Data excerpts:
Start

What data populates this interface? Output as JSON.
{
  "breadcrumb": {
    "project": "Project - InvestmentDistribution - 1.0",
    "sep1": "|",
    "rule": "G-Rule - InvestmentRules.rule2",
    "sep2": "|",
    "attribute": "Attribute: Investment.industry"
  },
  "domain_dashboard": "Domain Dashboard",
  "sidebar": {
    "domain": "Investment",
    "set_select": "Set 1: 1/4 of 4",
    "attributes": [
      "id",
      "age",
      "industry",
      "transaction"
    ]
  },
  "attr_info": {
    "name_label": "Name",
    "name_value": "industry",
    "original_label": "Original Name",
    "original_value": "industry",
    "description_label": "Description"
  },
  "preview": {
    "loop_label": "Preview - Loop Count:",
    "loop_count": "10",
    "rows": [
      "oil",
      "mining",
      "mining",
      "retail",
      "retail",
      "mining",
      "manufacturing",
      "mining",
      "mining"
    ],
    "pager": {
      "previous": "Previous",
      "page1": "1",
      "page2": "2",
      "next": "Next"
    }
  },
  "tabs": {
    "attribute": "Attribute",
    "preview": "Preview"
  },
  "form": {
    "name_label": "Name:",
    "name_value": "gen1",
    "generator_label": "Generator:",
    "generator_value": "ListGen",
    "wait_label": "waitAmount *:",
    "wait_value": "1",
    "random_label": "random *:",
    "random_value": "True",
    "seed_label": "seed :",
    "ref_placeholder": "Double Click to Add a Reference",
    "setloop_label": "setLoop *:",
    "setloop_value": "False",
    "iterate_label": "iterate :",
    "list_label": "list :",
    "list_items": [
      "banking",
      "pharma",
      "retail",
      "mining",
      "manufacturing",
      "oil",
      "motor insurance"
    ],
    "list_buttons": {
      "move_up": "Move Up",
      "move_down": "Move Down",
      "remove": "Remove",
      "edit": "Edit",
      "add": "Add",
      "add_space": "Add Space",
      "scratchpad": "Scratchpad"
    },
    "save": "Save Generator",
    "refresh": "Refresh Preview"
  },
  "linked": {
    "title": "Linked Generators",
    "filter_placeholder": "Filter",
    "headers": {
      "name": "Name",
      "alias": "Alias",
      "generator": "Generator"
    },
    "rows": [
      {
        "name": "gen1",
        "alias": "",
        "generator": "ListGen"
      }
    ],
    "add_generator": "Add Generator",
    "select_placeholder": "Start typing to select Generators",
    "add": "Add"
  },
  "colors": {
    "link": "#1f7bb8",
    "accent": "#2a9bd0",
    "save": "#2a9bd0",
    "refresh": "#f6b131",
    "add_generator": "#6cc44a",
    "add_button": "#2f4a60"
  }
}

End

Exercise brief:
Copy in full each line that holds the word "industry".

Written solution:
    "attribute": "Attribute: Investment.industry"
      "industry",
    "name_value": "industry",
    "original_value": "industry",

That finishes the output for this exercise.